▶

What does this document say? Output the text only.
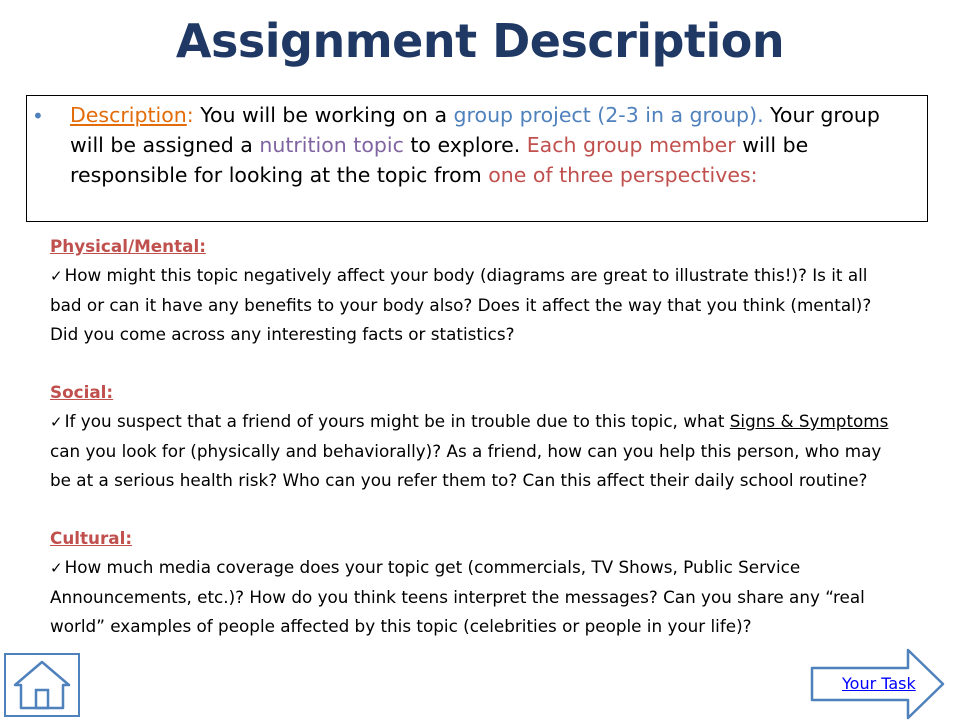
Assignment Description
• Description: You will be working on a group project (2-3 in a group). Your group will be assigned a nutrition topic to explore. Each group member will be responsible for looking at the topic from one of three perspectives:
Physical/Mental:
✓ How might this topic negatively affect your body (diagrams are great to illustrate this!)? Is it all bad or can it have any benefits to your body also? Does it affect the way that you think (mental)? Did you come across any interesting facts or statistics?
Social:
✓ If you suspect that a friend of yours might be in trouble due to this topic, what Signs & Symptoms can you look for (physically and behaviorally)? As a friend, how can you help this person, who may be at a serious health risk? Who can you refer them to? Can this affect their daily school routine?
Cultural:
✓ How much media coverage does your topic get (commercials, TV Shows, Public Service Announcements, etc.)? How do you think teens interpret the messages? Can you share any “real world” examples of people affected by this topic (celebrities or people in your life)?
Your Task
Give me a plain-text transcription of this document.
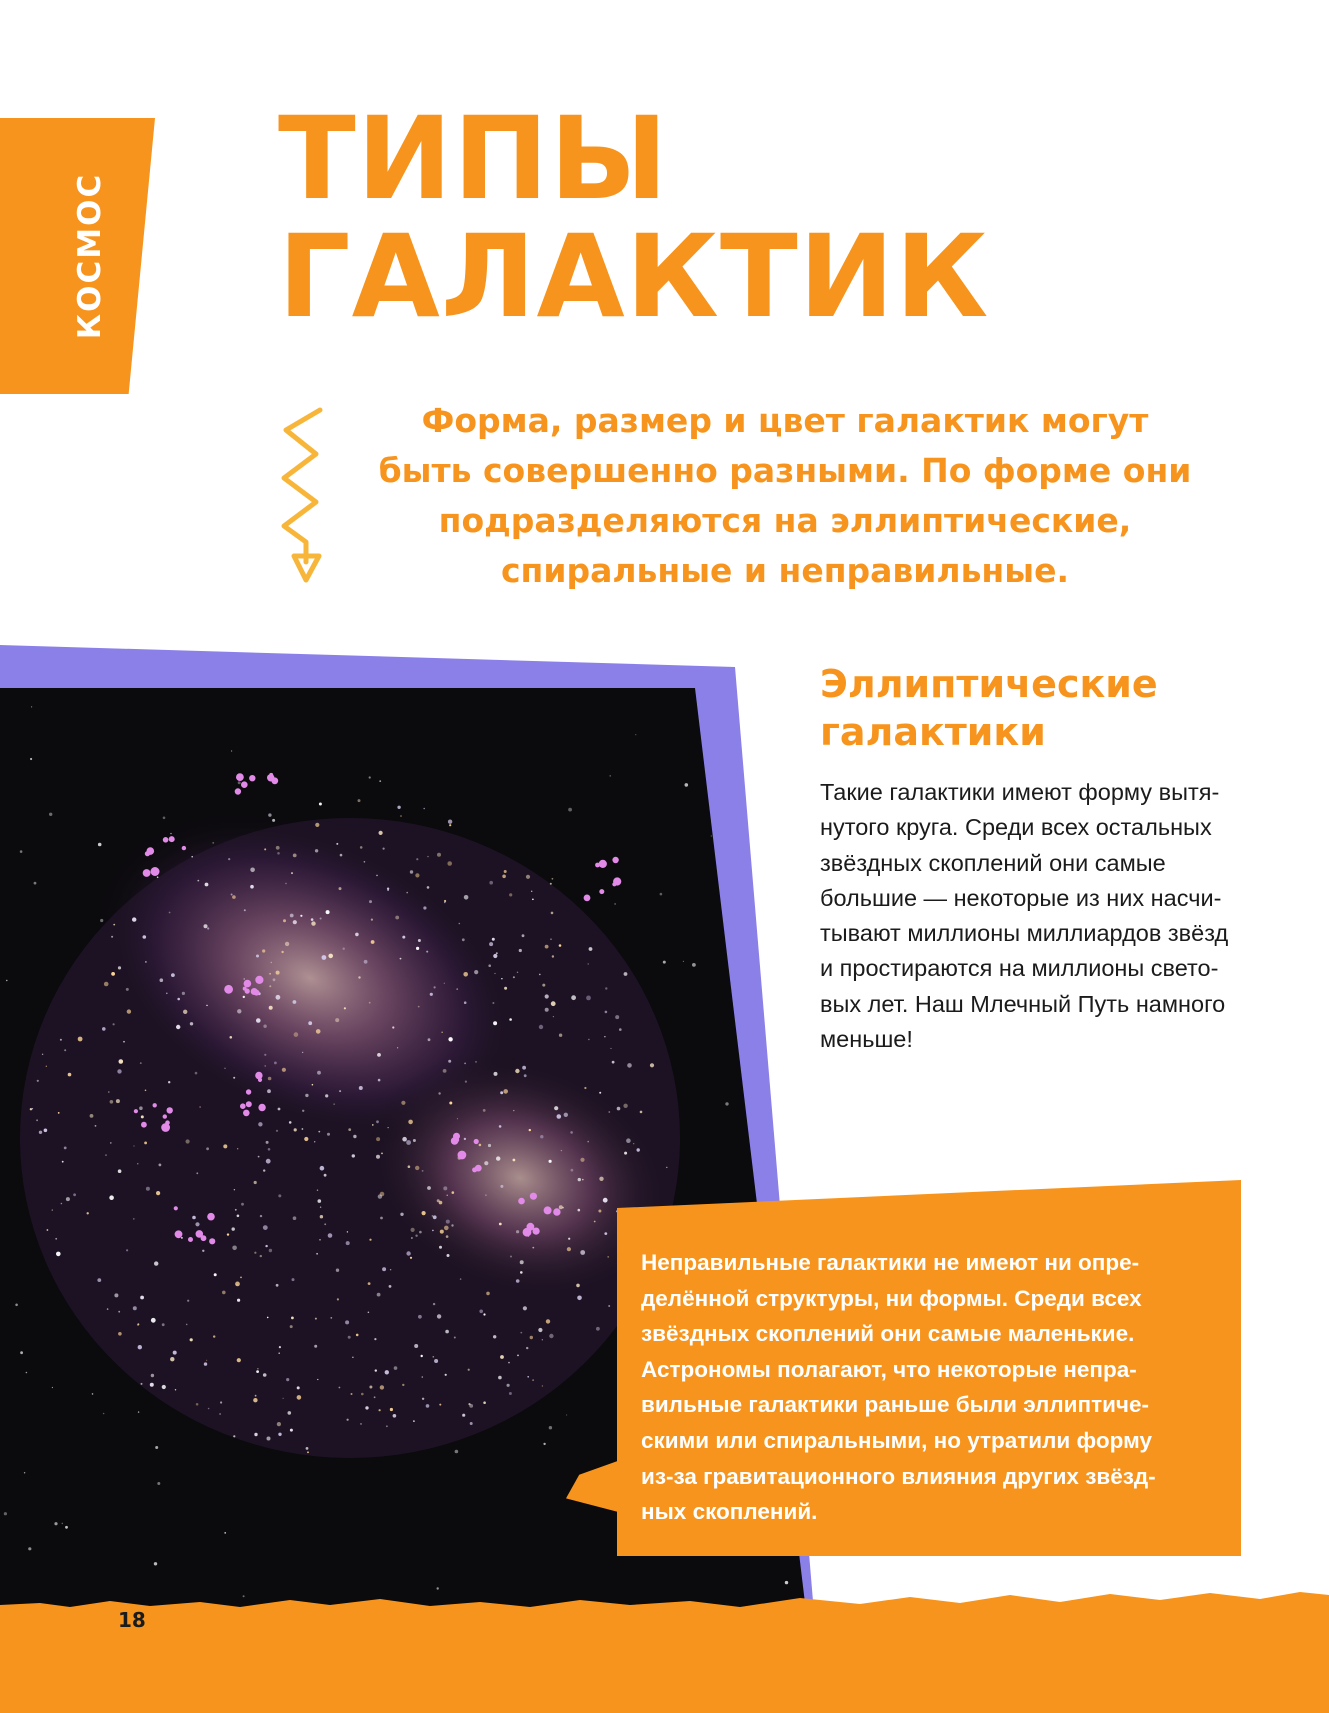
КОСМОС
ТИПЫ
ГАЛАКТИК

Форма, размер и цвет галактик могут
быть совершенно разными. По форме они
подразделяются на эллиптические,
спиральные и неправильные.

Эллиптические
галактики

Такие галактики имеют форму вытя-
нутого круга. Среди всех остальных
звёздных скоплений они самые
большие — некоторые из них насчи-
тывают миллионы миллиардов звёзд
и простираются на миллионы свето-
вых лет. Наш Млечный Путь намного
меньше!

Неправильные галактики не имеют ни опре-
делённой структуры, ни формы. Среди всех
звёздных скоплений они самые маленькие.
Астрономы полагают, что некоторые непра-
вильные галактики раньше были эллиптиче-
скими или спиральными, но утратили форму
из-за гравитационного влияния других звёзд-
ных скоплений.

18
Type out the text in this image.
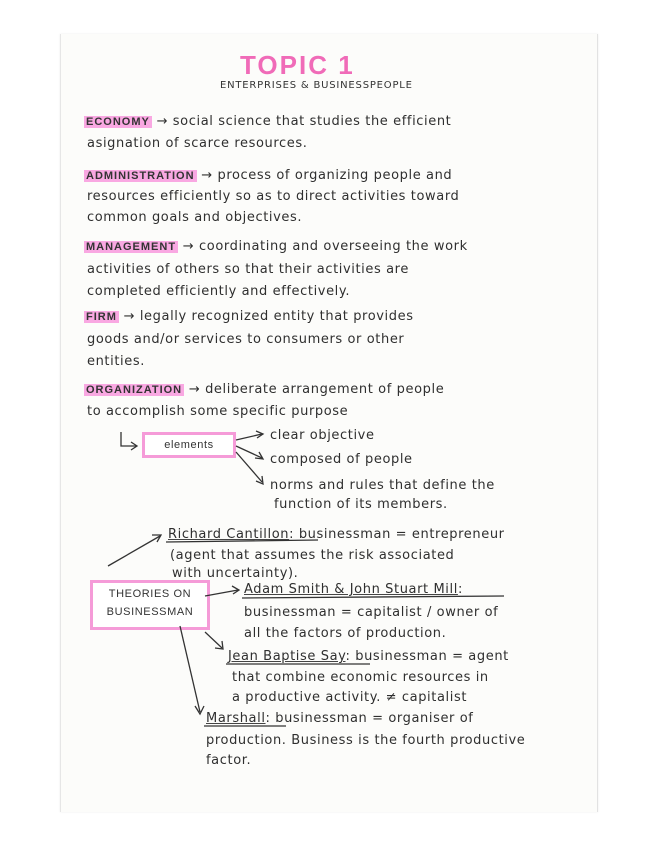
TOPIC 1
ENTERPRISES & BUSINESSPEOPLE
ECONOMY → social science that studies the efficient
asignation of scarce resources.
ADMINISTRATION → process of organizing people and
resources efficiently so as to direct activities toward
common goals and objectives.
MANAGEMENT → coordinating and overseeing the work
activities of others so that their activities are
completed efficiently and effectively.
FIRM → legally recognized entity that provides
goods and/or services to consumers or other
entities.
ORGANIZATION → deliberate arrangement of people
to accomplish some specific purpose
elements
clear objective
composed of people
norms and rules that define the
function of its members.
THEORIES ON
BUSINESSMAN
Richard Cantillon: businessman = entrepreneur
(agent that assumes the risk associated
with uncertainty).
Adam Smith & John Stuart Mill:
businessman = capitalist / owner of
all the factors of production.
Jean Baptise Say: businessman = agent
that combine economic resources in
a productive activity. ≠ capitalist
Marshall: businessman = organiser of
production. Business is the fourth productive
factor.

◀

Aim of the task: Please transcribe the material above exactly as written. Leave the pictures out.

Solution to the problem:
What does this document say? Output the text only.
Assignment Description
• Description: You will be working on a group project (2-3 in a group). Your group will be assigned a nutrition topic to explore. Each group member will be responsible for looking at the topic from one of three perspectives:
Physical/Mental:
✓ How might this topic negatively affect your body (diagrams are great to illustrate this!)? Is it all bad or can it have any benefits to your body also? Does it affect the way that you think (mental)? Did you come across any interesting facts or statistics?
Social:
✓ If you suspect that a friend of yours might be in trouble due to this topic, what Signs & Symptoms can you look for (physically and behaviorally)? As a friend, how can you help this person, who may be at a serious health risk? Who can you refer them to? Can this affect their daily school routine?
Cultural:
✓ How much media coverage does your topic get (commercials, TV Shows, Public Service Announcements, etc.)? How do you think teens interpret the messages? Can you share any “real world” examples of people affected by this topic (celebrities or people in your life)?
Your Task
Give me a plain-text transcription of this document.
КОСМОС
ТИПЫ
ГАЛАКТИК

Форма, размер и цвет галактик могут
быть совершенно разными. По форме они
подразделяются на эллиптические,
спиральные и неправильные.

Эллиптические
галактики

Такие галактики имеют форму вытя-
нутого круга. Среди всех остальных
звёздных скоплений они самые
большие — некоторые из них насчи-
тывают миллионы миллиардов звёзд
и простираются на миллионы свето-
вых лет. Наш Млечный Путь намного
меньше!

Неправильные галактики не имеют ни опре-
делённой структуры, ни формы. Среди всех
звёздных скоплений они самые маленькие.
Астрономы полагают, что некоторые непра-
вильные галактики раньше были эллиптиче-
скими или спиральными, но утратили форму
из-за гравитационного влияния других звёзд-
ных скоплений.

18
Type out the text in this image.
TOPIC 1
ENTERPRISES & BUSINESSPEOPLE
ECONOMY → social science that studies the efficient
asignation of scarce resources.
ADMINISTRATION → process of organizing people and
resources efficiently so as to direct activities toward
common goals and objectives.
MANAGEMENT → coordinating and overseeing the work
activities of others so that their activities are
completed efficiently and effectively.
FIRM → legally recognized entity that provides
goods and/or services to consumers or other
entities.
ORGANIZATION → deliberate arrangement of people
to accomplish some specific purpose
elements
clear objective
composed of people
norms and rules that define the
function of its members.
THEORIES ON
BUSINESSMAN
Richard Cantillon: businessman = entrepreneur
(agent that assumes the risk associated
with uncertainty).
Adam Smith & John Stuart Mill:
businessman = capitalist / owner of
all the factors of production.
Jean Baptise Say: businessman = agent
that combine economic resources in
a productive activity. ≠ capitalist
Marshall: businessman = organiser of
production. Business is the fourth productive
factor.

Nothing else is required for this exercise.